● **YOUR TASK**: Of all the lines in the material, how many include the word "February"? Reply with the number alone.

** start DATASET EXCERPTS **

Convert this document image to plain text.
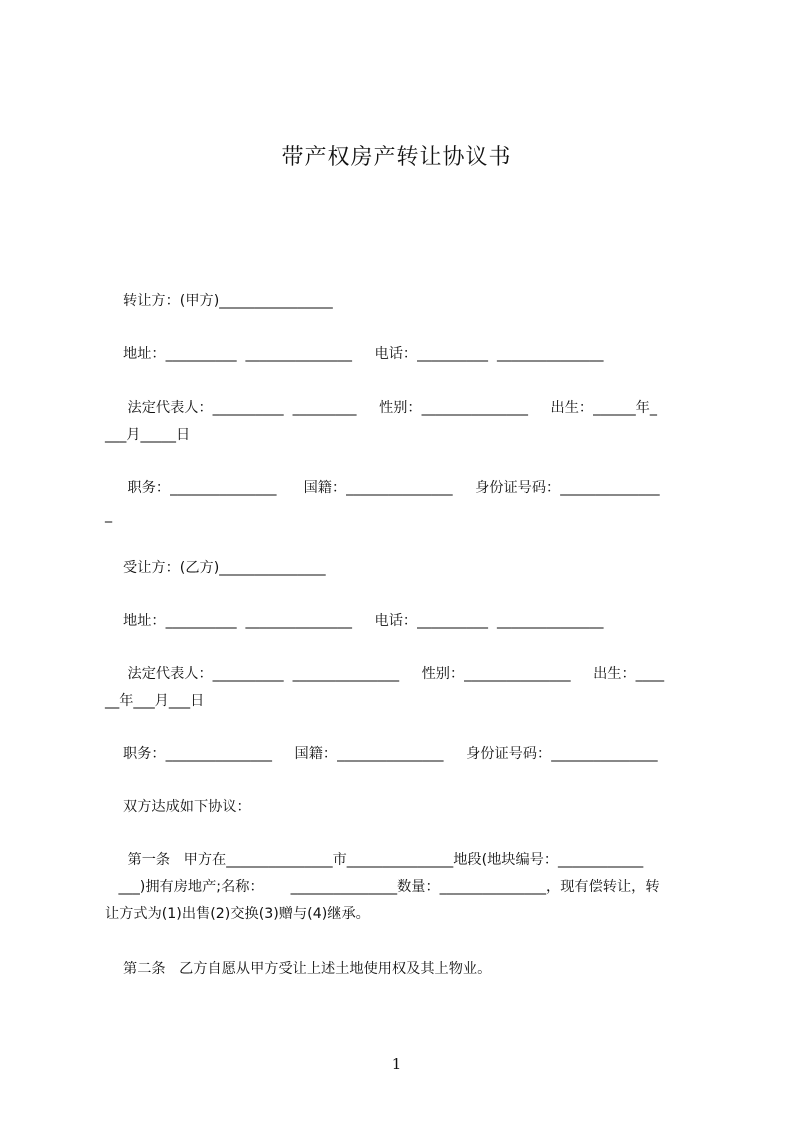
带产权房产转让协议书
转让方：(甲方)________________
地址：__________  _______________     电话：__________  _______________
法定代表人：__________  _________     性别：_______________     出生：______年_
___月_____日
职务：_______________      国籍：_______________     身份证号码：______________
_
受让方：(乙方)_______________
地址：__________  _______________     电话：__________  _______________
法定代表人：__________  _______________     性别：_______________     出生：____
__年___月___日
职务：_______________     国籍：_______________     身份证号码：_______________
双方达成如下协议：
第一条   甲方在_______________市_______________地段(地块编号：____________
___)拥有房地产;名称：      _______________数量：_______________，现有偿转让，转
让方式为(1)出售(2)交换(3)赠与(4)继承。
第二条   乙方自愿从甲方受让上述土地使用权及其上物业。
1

** end DATASET EXCERPTS **
** start DATASET EXCERPTS **

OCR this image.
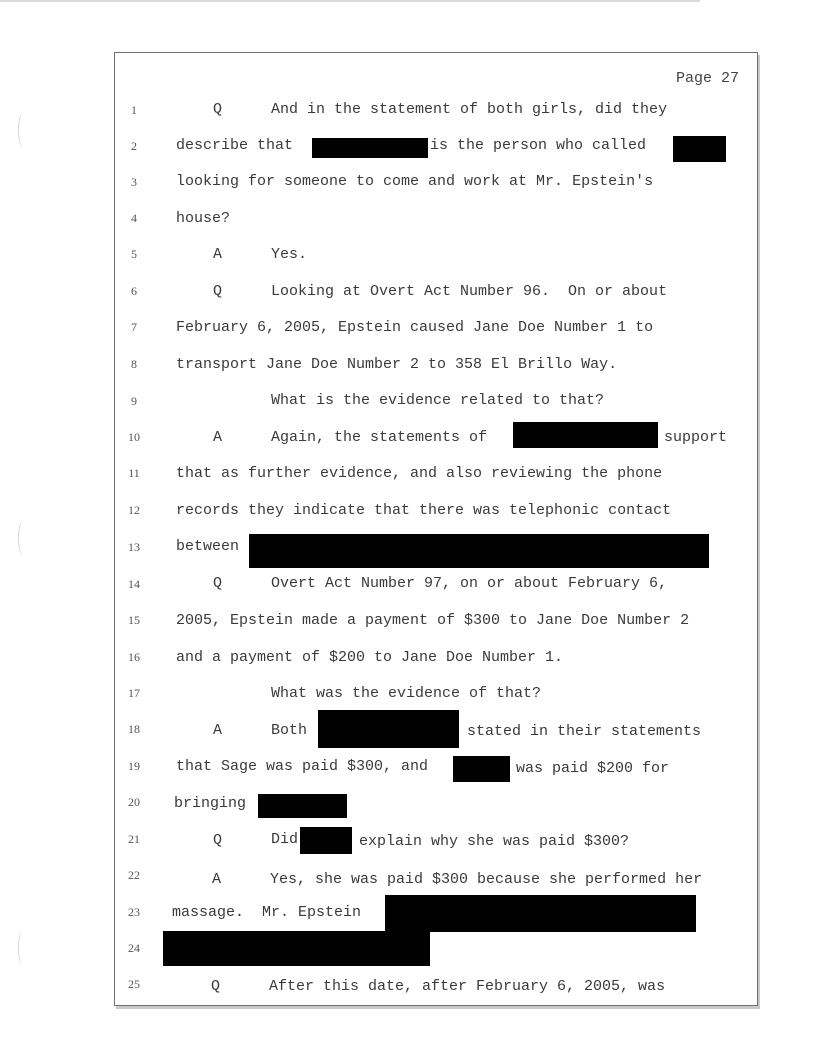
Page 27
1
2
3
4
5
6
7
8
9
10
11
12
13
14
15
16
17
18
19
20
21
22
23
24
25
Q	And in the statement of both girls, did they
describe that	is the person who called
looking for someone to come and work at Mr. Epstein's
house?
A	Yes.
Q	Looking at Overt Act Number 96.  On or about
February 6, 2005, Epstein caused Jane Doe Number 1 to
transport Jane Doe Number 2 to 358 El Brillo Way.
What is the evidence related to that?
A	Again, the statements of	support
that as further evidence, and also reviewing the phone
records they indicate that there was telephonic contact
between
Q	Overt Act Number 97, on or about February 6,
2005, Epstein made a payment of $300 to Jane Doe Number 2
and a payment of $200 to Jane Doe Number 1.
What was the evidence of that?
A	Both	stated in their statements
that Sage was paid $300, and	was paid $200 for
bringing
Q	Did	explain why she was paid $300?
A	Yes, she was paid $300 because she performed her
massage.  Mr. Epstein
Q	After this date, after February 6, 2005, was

** end DATASET EXCERPTS **

● **SOLUTION**: 3